> [Problem statement] Could the listing below be reproduced exactly, minus its pictures?
START Extracted information
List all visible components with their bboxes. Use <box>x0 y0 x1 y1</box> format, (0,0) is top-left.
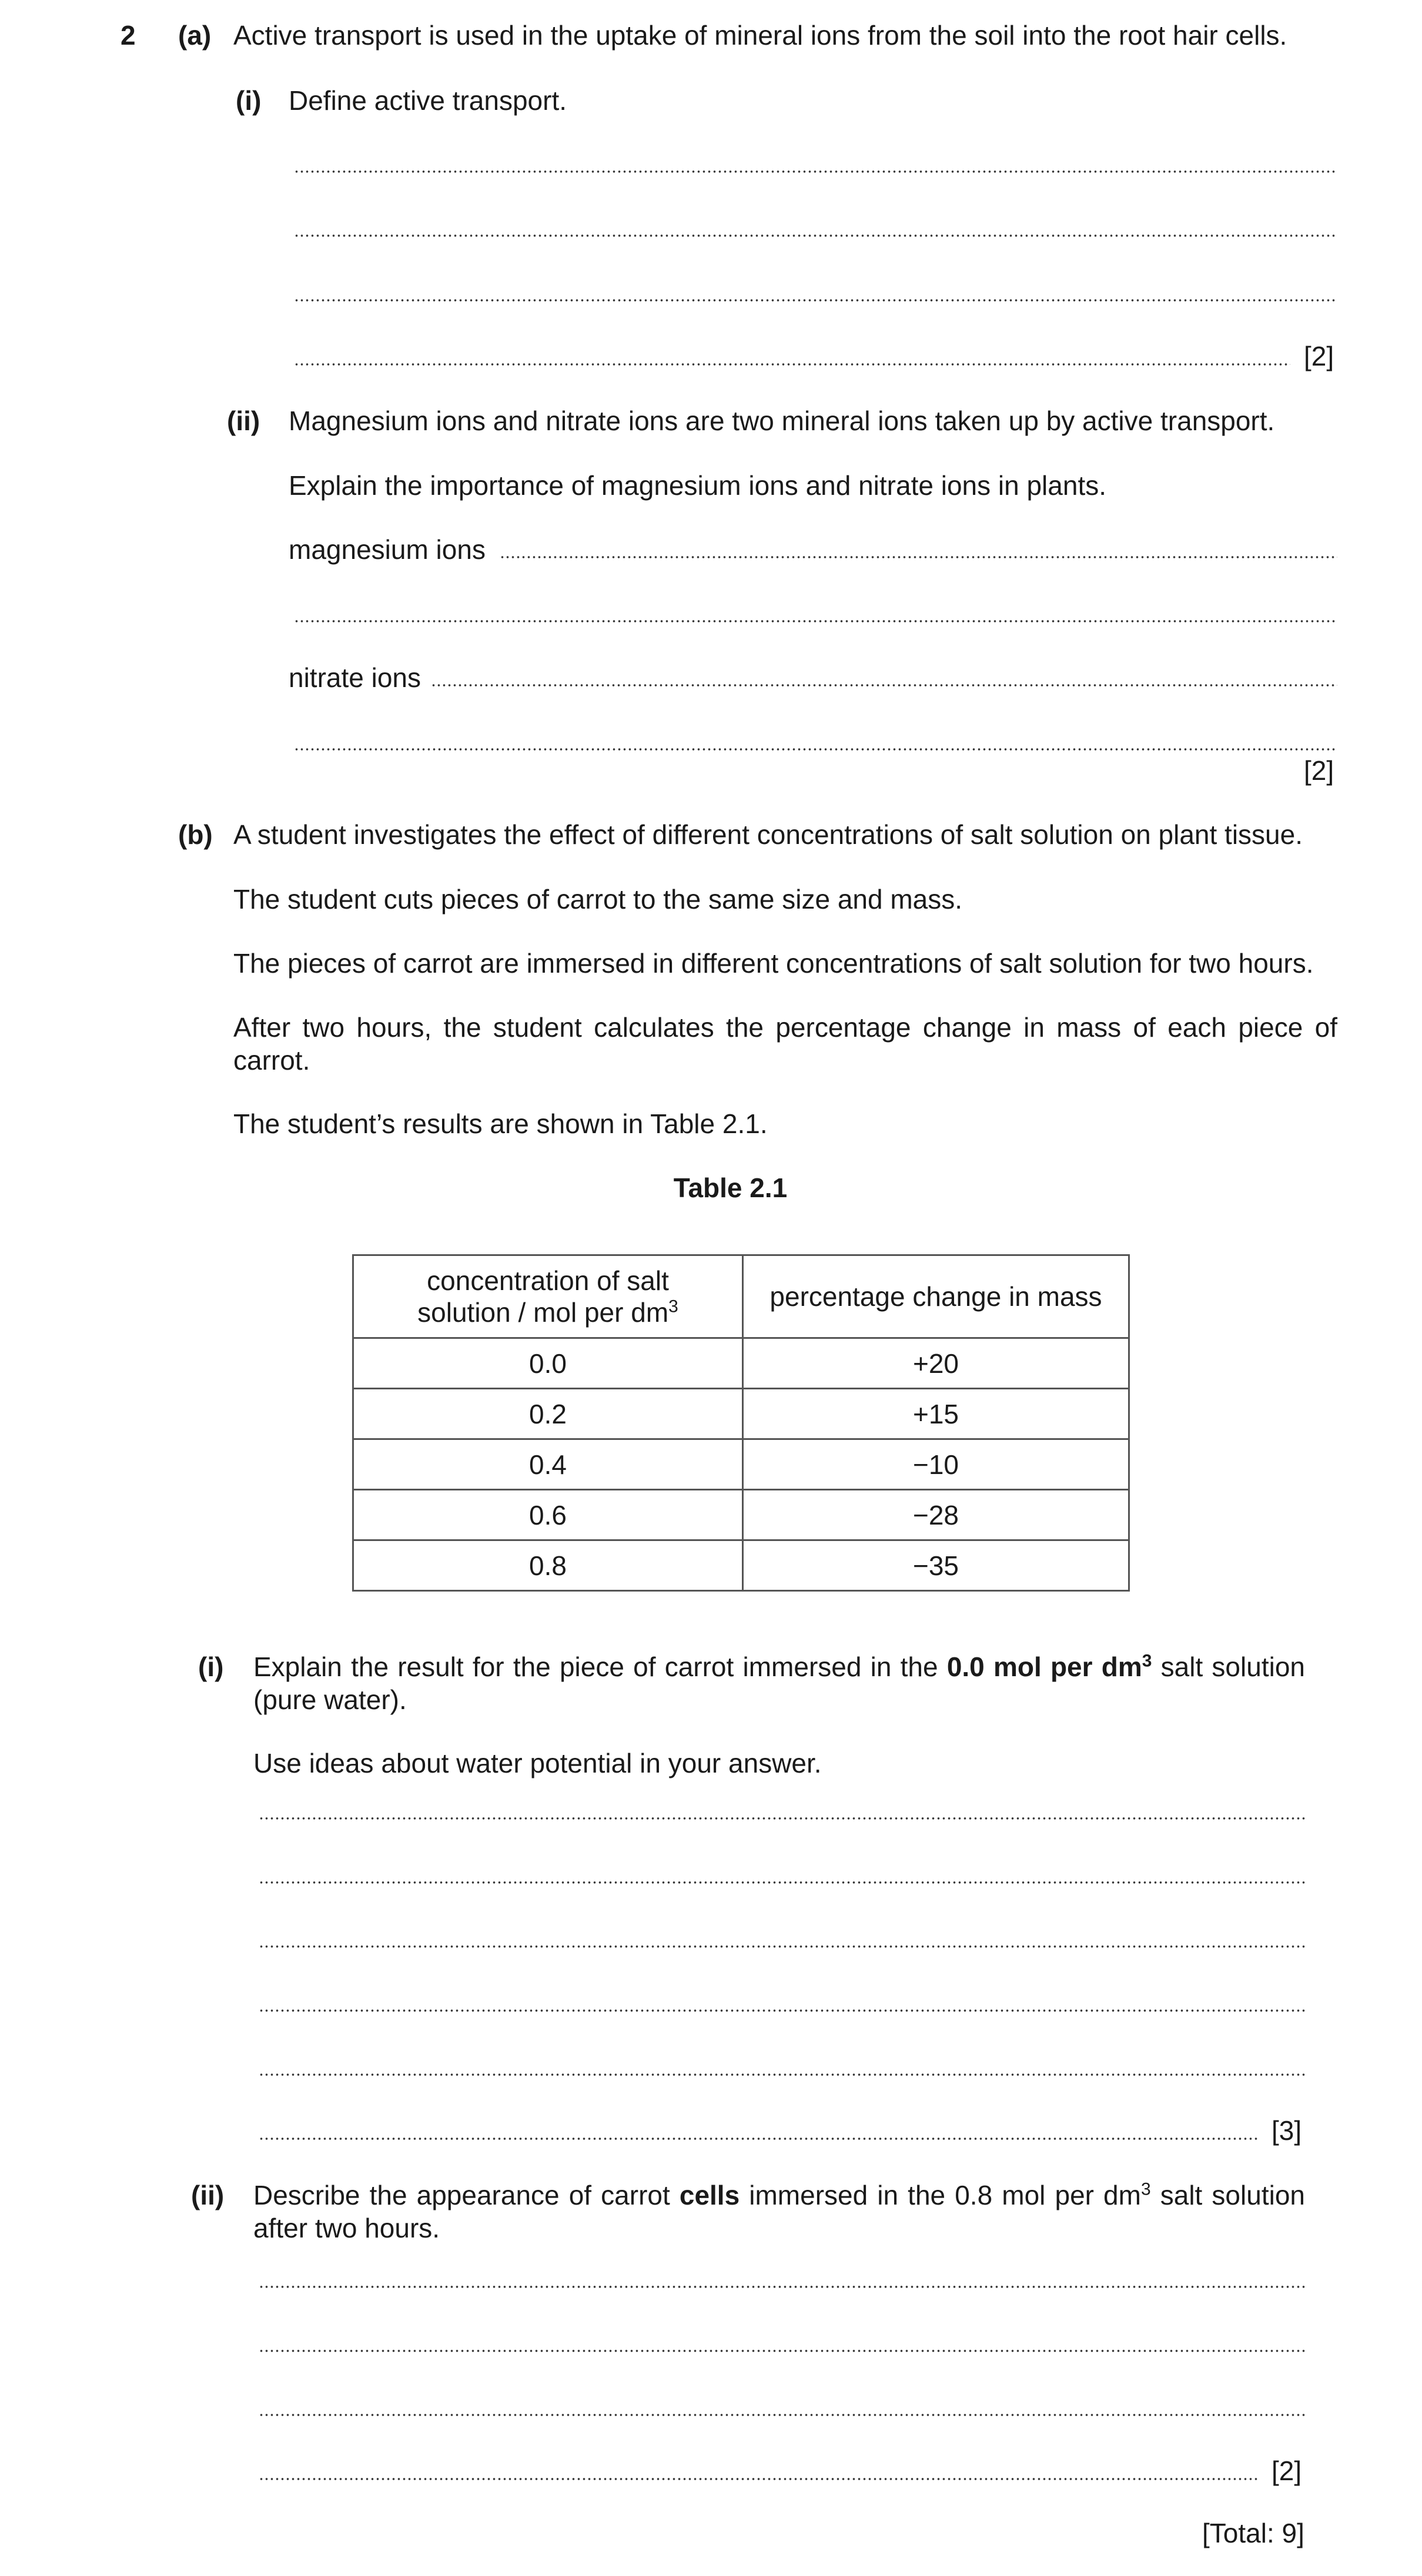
table-row <box>353 1389 1129 1439</box>
cell-change: +20 <box>743 1338 1129 1389</box>
table-row <box>353 1490 1129 1540</box>
answer-line[interactable] <box>294 170 1337 173</box>
answer-line[interactable] <box>294 748 1337 751</box>
part-b-line: A student investigates the effect of different concentrations of salt solution on plant tissue. <box>233 819 1303 850</box>
answer-line[interactable] <box>294 299 1337 302</box>
cell-concentration: 0.6 <box>353 1490 743 1540</box>
answer-line[interactable] <box>500 555 1337 559</box>
question-number: 2 <box>121 20 136 51</box>
cell-change: +15 <box>743 1389 1129 1439</box>
header-concentration: concentration of salt solution / mol per $dm^3$ <box>353 1255 743 1338</box>
answer-line[interactable] <box>259 2285 1305 2289</box>
part-b-i-label: (i) <box>198 1652 224 1682</box>
cell-change: −10 <box>743 1439 1129 1490</box>
nitrate-ions-label: nitrate ions <box>289 662 421 693</box>
answer-line[interactable] <box>259 2137 1258 2140</box>
total-marks: [Total: 9] <box>1202 2518 1304 2548</box>
part-b-i-instruction: Use ideas about water potential in your answer. <box>253 1748 822 1778</box>
cell-concentration: 0.0 <box>353 1338 743 1389</box>
cell-change: −28 <box>743 1490 1129 1540</box>
part-a-label: (a) <box>178 20 212 51</box>
answer-line[interactable] <box>294 619 1337 623</box>
marks-b-ii: [2] <box>1272 2456 1302 2486</box>
part-a-ii-label: (ii) <box>227 406 260 436</box>
part-b-i-question: Explain the result for the piece of carrot immersed in the 0.0 mol per $dm^3$ salt solution (pure water). <box>253 1651 1305 1715</box>
part-b-line: After two hours, the student calculates the percentage change in mass of each piece of carrot. <box>233 1012 1337 1076</box>
part-b-line: The pieces of carrot are immersed in different concentrations of salt solution for two hours. <box>233 948 1314 979</box>
answer-line[interactable] <box>259 2073 1305 2076</box>
table-row <box>353 1439 1129 1490</box>
part-a-ii-question: Magnesium ions and nitrate ions are two mineral ions taken up by active transport. <box>289 406 1275 436</box>
answer-line[interactable] <box>294 363 1290 366</box>
answer-line[interactable] <box>259 2349 1305 2353</box>
marks-b-i: [3] <box>1272 2115 1302 2146</box>
answer-line[interactable] <box>259 2413 1305 2417</box>
part-a-stem: Active transport is used in the uptake of mineral ions from the soil into the root hair cells. <box>233 20 1287 51</box>
table-header-row <box>353 1255 1129 1338</box>
marks-a-i: [2] <box>1304 341 1334 371</box>
table-row <box>353 1338 1129 1389</box>
answer-line[interactable] <box>294 234 1337 237</box>
part-a-i-label: (i) <box>236 85 262 116</box>
results-table <box>352 1254 1130 1592</box>
marks-a-ii: [2] <box>1304 755 1334 786</box>
cell-concentration: 0.4 <box>353 1439 743 1490</box>
answer-line[interactable] <box>259 1881 1305 1884</box>
table-row <box>353 1540 1129 1591</box>
cell-concentration: 0.8 <box>353 1540 743 1591</box>
answer-line[interactable] <box>259 2477 1258 2481</box>
magnesium-ions-label: magnesium ions <box>289 534 486 565</box>
part-a-ii-instruction: Explain the importance of magnesium ions and nitrate ions in plants. <box>289 470 1107 501</box>
answer-line[interactable] <box>259 1817 1305 1820</box>
cell-change: −35 <box>743 1540 1129 1591</box>
part-b-label: (b) <box>178 819 213 850</box>
part-b-ii-question: Describe the appearance of carrot cells immersed in the 0.8 mol per $dm^3$ salt solution after two hours. <box>253 2179 1305 2243</box>
table-title: Table 2.1 <box>673 1173 788 1203</box>
part-b-ii-label: (ii) <box>191 2180 225 2210</box>
part-b-line: The student cuts pieces of carrot to the same size and mass. <box>233 884 963 915</box>
header-percentage-change: percentage change in mass <box>743 1255 1129 1338</box>
answer-line[interactable] <box>259 1945 1305 1948</box>
answer-line[interactable] <box>259 2009 1305 2012</box>
answer-line[interactable] <box>431 684 1337 687</box>
cell-concentration: 0.2 <box>353 1389 743 1439</box>
part-b-line: The student’s results are shown in Table 2.1. <box>233 1108 768 1139</box>
part-a-i-question: Define active transport. <box>289 85 567 116</box>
END Extracted information
> [Result for this task]
List all visible components with their bboxes. Use <box>x0 y0 x1 y1</box> format, (0,0) is top-left.
table-row <box>353 1389 1129 1439</box>
cell-change: +20 <box>743 1338 1129 1389</box>
table-row <box>353 1490 1129 1540</box>
answer-line[interactable] <box>294 170 1337 173</box>
answer-line[interactable] <box>294 748 1337 751</box>
part-b-line: A student investigates the effect of different concentrations of salt solution on plant tissue. <box>233 819 1303 850</box>
answer-line[interactable] <box>294 299 1337 302</box>
cell-concentration: 0.6 <box>353 1490 743 1540</box>
answer-line[interactable] <box>500 555 1337 559</box>
question-number: 2 <box>121 20 136 51</box>
cell-change: +15 <box>743 1389 1129 1439</box>
header-concentration: concentration of salt solution / mol per $dm^3$ <box>353 1255 743 1338</box>
answer-line[interactable] <box>259 2285 1305 2289</box>
part-b-i-label: (i) <box>198 1652 224 1682</box>
cell-change: −10 <box>743 1439 1129 1490</box>
nitrate-ions-label: nitrate ions <box>289 662 421 693</box>
answer-line[interactable] <box>259 2137 1258 2140</box>
total-marks: [Total: 9] <box>1202 2518 1304 2548</box>
part-b-i-instruction: Use ideas about water potential in your answer. <box>253 1748 822 1778</box>
cell-concentration: 0.0 <box>353 1338 743 1389</box>
cell-change: −28 <box>743 1490 1129 1540</box>
part-a-label: (a) <box>178 20 212 51</box>
answer-line[interactable] <box>294 619 1337 623</box>
marks-b-ii: [2] <box>1272 2456 1302 2486</box>
part-a-ii-label: (ii) <box>227 406 260 436</box>
part-b-i-question: Explain the result for the piece of carrot immersed in the 0.0 mol per $dm^3$ salt solution (pure water). <box>253 1651 1305 1715</box>
part-b-line: After two hours, the student calculates the percentage change in mass of each piece of carrot. <box>233 1012 1337 1076</box>
part-b-line: The pieces of carrot are immersed in different concentrations of salt solution for two hours. <box>233 948 1314 979</box>
answer-line[interactable] <box>259 2073 1305 2076</box>
table-row <box>353 1439 1129 1490</box>
part-a-ii-question: Magnesium ions and nitrate ions are two mineral ions taken up by active transport. <box>289 406 1275 436</box>
answer-line[interactable] <box>294 363 1290 366</box>
answer-line[interactable] <box>259 2349 1305 2353</box>
marks-b-i: [3] <box>1272 2115 1302 2146</box>
answer-line[interactable] <box>259 2413 1305 2417</box>
part-a-stem: Active transport is used in the uptake of mineral ions from the soil into the root hair cells. <box>233 20 1287 51</box>
table-header-row <box>353 1255 1129 1338</box>
marks-a-i: [2] <box>1304 341 1334 371</box>
table-row <box>353 1338 1129 1389</box>
answer-line[interactable] <box>294 234 1337 237</box>
part-a-i-label: (i) <box>236 85 262 116</box>
results-table <box>352 1254 1130 1592</box>
marks-a-ii: [2] <box>1304 755 1334 786</box>
cell-concentration: 0.4 <box>353 1439 743 1490</box>
answer-line[interactable] <box>259 1881 1305 1884</box>
table-row <box>353 1540 1129 1591</box>
cell-concentration: 0.8 <box>353 1540 743 1591</box>
answer-line[interactable] <box>259 2477 1258 2481</box>
magnesium-ions-label: magnesium ions <box>289 534 486 565</box>
part-a-ii-instruction: Explain the importance of magnesium ions and nitrate ions in plants. <box>289 470 1107 501</box>
answer-line[interactable] <box>259 1817 1305 1820</box>
cell-change: −35 <box>743 1540 1129 1591</box>
part-b-label: (b) <box>178 819 213 850</box>
part-b-ii-question: Describe the appearance of carrot cells immersed in the 0.8 mol per $dm^3$ salt solution after two hours. <box>253 2179 1305 2243</box>
table-title: Table 2.1 <box>673 1173 788 1203</box>
part-b-ii-label: (ii) <box>191 2180 225 2210</box>
part-b-line: The student cuts pieces of carrot to the same size and mass. <box>233 884 963 915</box>
header-percentage-change: percentage change in mass <box>743 1255 1129 1338</box>
answer-line[interactable] <box>259 1945 1305 1948</box>
answer-line[interactable] <box>259 2009 1305 2012</box>
answer-line[interactable] <box>431 684 1337 687</box>
cell-concentration: 0.2 <box>353 1389 743 1439</box>
part-b-line: The student’s results are shown in Table 2.1. <box>233 1108 768 1139</box>
part-a-i-question: Define active transport. <box>289 85 567 116</box>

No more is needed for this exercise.